By Susan Gilmore, The Seattle Times

Terrence Brewster was sitting at a covered bus stop in Ballard in 2006, reading a book, when a car and a minivan collided at a nearby intersection and the minivan slammed into the bus shelter.

The shelter partially collapsed, breaking Brewster’s legs and causing other injuries that sent him to a nursing home for six months.

On Tuesday, the state Court of Appeals said a lawsuit Brewster filed against King County over its bus stop should go to trial.

“This is a very satisfying victory,” said Brewster’s attorney, Raymond Dearie Jr. “We still have a ways to go.”

After the accident, Brewster sued King County and the two drivers, filing his lawsuit in neighboring Pierce County, where a trial court dismissed King County from the lawsuit on a motion for summary judgment. The Court of Appeals reversed that decision and sent the case back to Pierce County for trial.

It was a stormy day Dec. 16, 2006, and the traffic lights at Eighth Avenue Northwest and Northwest Market Street were out, Dearie said. Two vehicles collided in the intersection, he said, one driven by a driver who had been drinking. The collision sent the minivan spinning 70 feet into the bus shelter, said the court of appeals, and the impact moved the bus shelter’s frame and the bench Brewster was sitting on, throwing him to the ground.

In his lawsuit, Brewster alleged that the county had “negligently designed, constructed, maintained, or replaced the bus shelter.”

Lawyers for King County argued that the accident was unforeseeable, and thus could not have been prevented, and that the county shouldn’t be held liable for the actions of the drivers. The county also argued moving the shelter back a foot from the curb would not have prevented Brewster’s injuries.

But in his appeal, Brewster and his lawyer produced witnesses who said King County had improperly placed the bus shelter too close to the street — less than two feet from the curb — with seating that didn’t face traffic.

“My guy’s sitting in the bus shelter, reading his book, just getting off work and he hears the collision,” Dearie said, “but because he wasn’t facing it, he didn’t know the car was coming right at him. It gave him no time to react.”

The state Department of Transportation’s design manual for bus stop waiting areas says that “where vehicle speeds are 30 mph, 5 feet is a satisfactory distance.”

County officials will say little about the lawsuit, except that they are prepared to defend the case on its merits.

In sending the case back for trial, the appeals court didn’t rule on the merits of the argument but said there was evidence that the county had placed the bus shelter “in a location and in such a manner that put him at risk of injury,” and also found that the county should have foreseen the possibility of accidents at that intersection.

Dearie also produced a witness who was standing at the bus stop at the time of the accident and, according to the appeals-court ruling, the man said Brewster could not see the minivan coming toward him because he had his back to the street.

Excerpted data –

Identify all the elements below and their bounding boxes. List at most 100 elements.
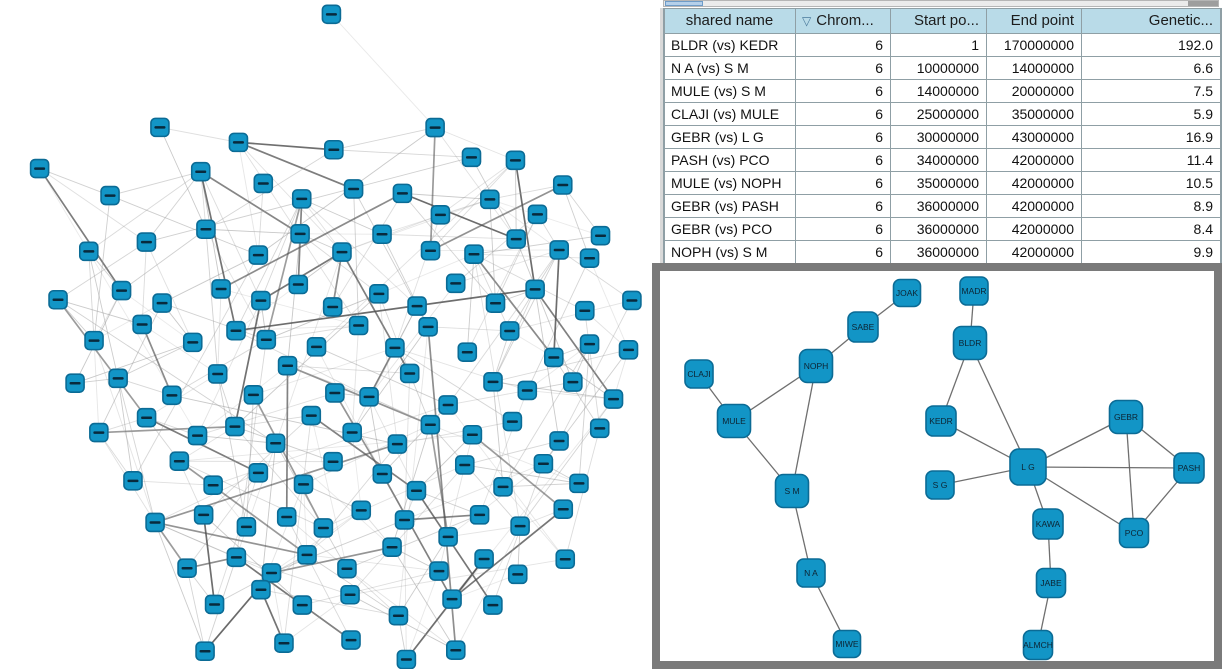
network-node[interactable] [622, 290, 642, 311]
network-node[interactable] [407, 296, 427, 316]
table-cell[interactable]: 6 [796, 241, 891, 264]
network-node[interactable]: KAWA [1032, 508, 1064, 540]
table-row[interactable]: CLAJI (vs) MULE 6 25000000 35000000 5.9 [665, 103, 1221, 126]
network-node[interactable] [506, 229, 527, 249]
table-cell[interactable]: 42000000 [987, 218, 1082, 241]
network-node[interactable] [552, 175, 573, 195]
table-row[interactable]: BLDR (vs) KEDR 6 1 170000000 192.0 [665, 34, 1221, 57]
network-node[interactable] [236, 517, 257, 537]
table-row[interactable]: PASH (vs) PCO 6 34000000 42000000 11.4 [665, 149, 1221, 172]
table-cell[interactable]: GEBR (vs) PCO [665, 218, 796, 241]
network-node[interactable] [392, 183, 413, 204]
network-node[interactable] [525, 279, 545, 300]
table-cell[interactable]: 6 [796, 103, 891, 126]
network-node[interactable] [152, 293, 172, 313]
table-cell[interactable]: 1 [891, 34, 987, 57]
network-node[interactable]: BLDR [952, 325, 988, 361]
network-node[interactable] [187, 425, 208, 446]
network-node[interactable] [323, 451, 343, 472]
network-node[interactable] [193, 505, 214, 525]
network-node[interactable] [507, 564, 528, 585]
network-node[interactable]: MULE [716, 403, 752, 439]
network-node[interactable] [563, 372, 583, 392]
table-cell[interactable]: MULE (vs) NOPH [665, 172, 796, 195]
network-node[interactable] [527, 204, 548, 225]
network-node[interactable] [337, 558, 357, 579]
network-node[interactable] [78, 241, 99, 262]
network-node[interactable] [177, 558, 197, 578]
network-node[interactable]: PCO [1118, 517, 1150, 549]
network-node[interactable] [261, 563, 282, 583]
network-node[interactable] [382, 537, 402, 557]
network-node[interactable] [340, 584, 360, 605]
network-node[interactable]: SABE [847, 311, 879, 343]
table-cell[interactable]: 6 [796, 57, 891, 80]
network-node[interactable] [499, 321, 520, 341]
filter-icon[interactable]: ▽ [802, 14, 812, 28]
table-cell[interactable]: 6 [796, 218, 891, 241]
network-node[interactable] [493, 477, 513, 497]
network-node[interactable] [288, 274, 309, 295]
network-node[interactable] [399, 363, 420, 384]
table-cell[interactable]: 14000000 [891, 80, 987, 103]
table-cell[interactable]: 10000000 [891, 57, 987, 80]
network-node[interactable] [406, 480, 427, 501]
table-cell[interactable]: 35000000 [891, 172, 987, 195]
network-node[interactable]: NOPH [798, 348, 834, 384]
table-cell[interactable]: PASH (vs) PCO [665, 149, 796, 172]
network-node[interactable] [207, 364, 228, 384]
table-cell[interactable]: 36000000 [891, 195, 987, 218]
network-node[interactable] [454, 455, 475, 475]
network-node[interactable] [517, 380, 538, 401]
network-node[interactable] [324, 139, 344, 160]
network-node[interactable] [425, 117, 445, 138]
network-node[interactable] [394, 510, 415, 530]
network-node[interactable] [325, 383, 345, 403]
network-node[interactable] [84, 330, 104, 351]
main-network-panel[interactable] [0, 0, 652, 669]
network-node[interactable] [387, 434, 408, 454]
network-node[interactable] [372, 224, 392, 245]
table-row[interactable]: N A (vs) S M 6 10000000 14000000 6.6 [665, 57, 1221, 80]
table-cell[interactable]: 6 [796, 195, 891, 218]
network-node[interactable]: KEDR [925, 405, 957, 437]
table-cell[interactable]: 35000000 [987, 103, 1082, 126]
column-header-sharedname[interactable]: shared name [665, 9, 796, 34]
network-node[interactable] [590, 225, 611, 246]
table-cell[interactable]: 7.5 [1082, 80, 1221, 103]
network-node[interactable] [145, 512, 165, 533]
network-node[interactable] [549, 240, 569, 260]
table-cell[interactable]: BLDR (vs) KEDR [665, 34, 796, 57]
network-node[interactable] [438, 395, 458, 415]
network-node[interactable] [169, 451, 190, 471]
network-node[interactable] [420, 414, 441, 435]
table-row[interactable]: MULE (vs) S M 6 14000000 20000000 7.5 [665, 80, 1221, 103]
network-node[interactable] [388, 605, 409, 626]
column-header-endpoint[interactable]: End point [987, 9, 1082, 34]
network-node[interactable] [589, 418, 610, 439]
network-node[interactable] [265, 433, 286, 454]
table-cell[interactable]: 43000000 [987, 126, 1082, 149]
table-cell[interactable]: 36000000 [891, 241, 987, 264]
table-cell[interactable]: GEBR (vs) PASH [665, 195, 796, 218]
network-node[interactable] [276, 507, 297, 527]
table-cell[interactable]: 20000000 [987, 80, 1082, 103]
table-cell[interactable]: 14000000 [987, 57, 1082, 80]
network-node[interactable]: JOAK [892, 278, 922, 308]
table-row[interactable]: NOPH (vs) S M 6 36000000 42000000 9.9 [665, 241, 1221, 264]
network-node[interactable] [291, 189, 312, 209]
network-node[interactable] [297, 545, 317, 565]
table-cell[interactable]: MULE (vs) S M [665, 80, 796, 103]
network-node[interactable] [343, 179, 364, 199]
network-node[interactable] [369, 284, 389, 304]
table-cell[interactable]: NOPH (vs) S M [665, 241, 796, 264]
network-node[interactable] [293, 474, 314, 495]
network-node[interactable] [445, 273, 466, 294]
network-node[interactable] [569, 473, 589, 494]
network-node[interactable] [274, 633, 294, 653]
network-node[interactable] [190, 161, 211, 182]
network-node[interactable]: N A [796, 558, 826, 588]
table-cell[interactable]: CLAJI (vs) MULE [665, 103, 796, 126]
detail-network-panel[interactable]: JOAK MADR SABE BLDR NOPH CLAJI MULE KEDR GEBR L G… [652, 263, 1222, 669]
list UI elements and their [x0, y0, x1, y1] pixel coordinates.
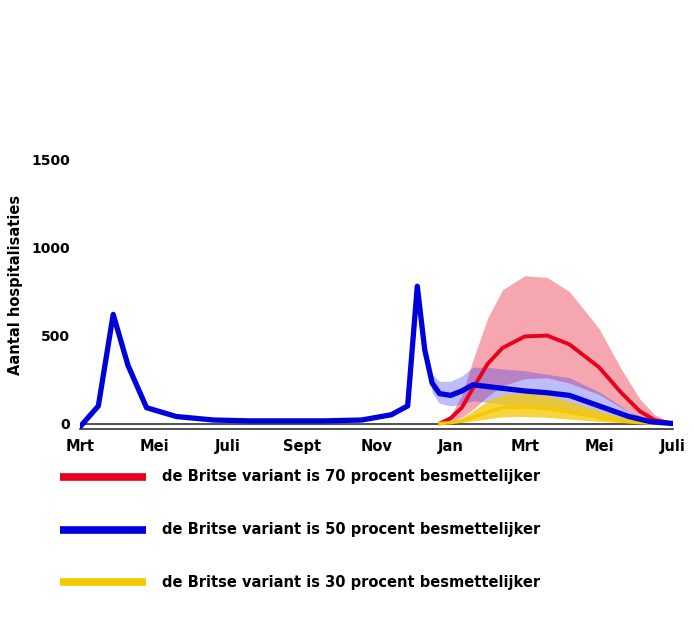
- Text: de Britse variant is 30 procent besmettelijker: de Britse variant is 30 procent besmette…: [162, 575, 541, 590]
- Text: de Britse variant is 50 procent besmettelijker: de Britse variant is 50 procent besmette…: [162, 522, 541, 537]
- Text: de Britse variant is 70 procent besmettelijker: de Britse variant is 70 procent besmette…: [162, 470, 541, 484]
- Y-axis label: Aantal hospitalisaties: Aantal hospitalisaties: [8, 196, 23, 375]
- Text: Scenario 1: Scenario 1: [26, 34, 191, 62]
- Text: Geen versoepelingen: Geen versoepelingen: [26, 95, 240, 114]
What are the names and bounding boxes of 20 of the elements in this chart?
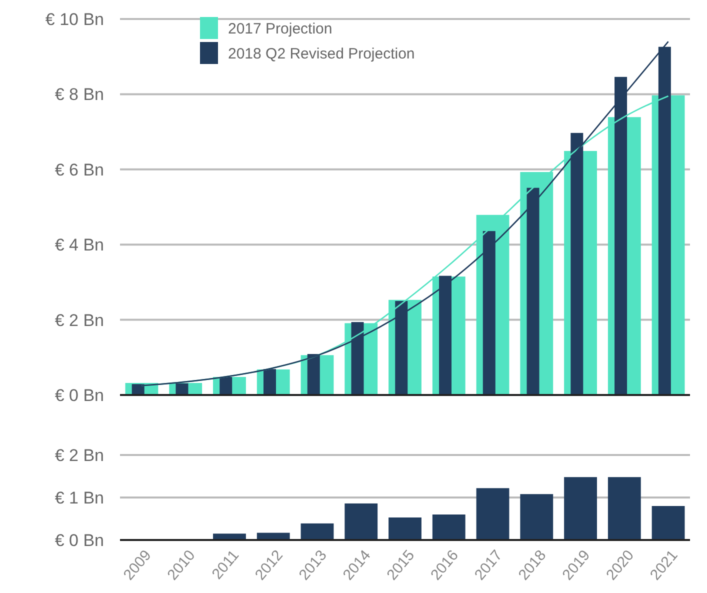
y-tick-label: € 0 Bn xyxy=(54,530,104,550)
y-tick-label: € 2 Bn xyxy=(54,310,104,330)
y-tick-label: € 2 Bn xyxy=(54,446,104,465)
bar xyxy=(388,517,422,540)
bar xyxy=(300,523,334,540)
y-tick-label: € 4 Bn xyxy=(54,236,104,255)
legend-label: 2017 Projection xyxy=(228,20,332,38)
y-tick-label: € 8 Bn xyxy=(54,85,104,104)
bar xyxy=(608,477,641,540)
bar xyxy=(432,514,466,540)
bar xyxy=(476,488,510,540)
y-tick-label: € 6 Bn xyxy=(54,160,104,180)
bar xyxy=(652,506,685,540)
y-tick-label: € 0 Bn xyxy=(54,386,104,405)
y-tick-label: € 10 Bn xyxy=(45,10,104,29)
legend-label: 2018 Q2 Revised Projection xyxy=(228,45,415,62)
y-tick-label: € 1 Bn xyxy=(54,488,104,508)
bar xyxy=(564,477,597,540)
bar xyxy=(344,503,378,540)
bar xyxy=(520,494,554,540)
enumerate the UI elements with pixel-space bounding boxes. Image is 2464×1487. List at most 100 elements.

Problem statement – Copy out the passage of the bus shelter article starting at "Terrence Brewster was" and ending at "go to trial.". Rely only on the news article about the bus shelter lawsuit.

Correct answer –
Terrence Brewster was sitting at a covered bus stop in Ballard in 2006, reading a book, when a car and a minivan collided at a nearby intersection and the minivan slammed into the bus shelter.

The shelter partially collapsed, breaking Brewster’s legs and causing other injuries that sent him to a nursing home for six months.

On Tuesday, the state Court of Appeals said a lawsuit Brewster filed against King County over its bus stop should go to trial.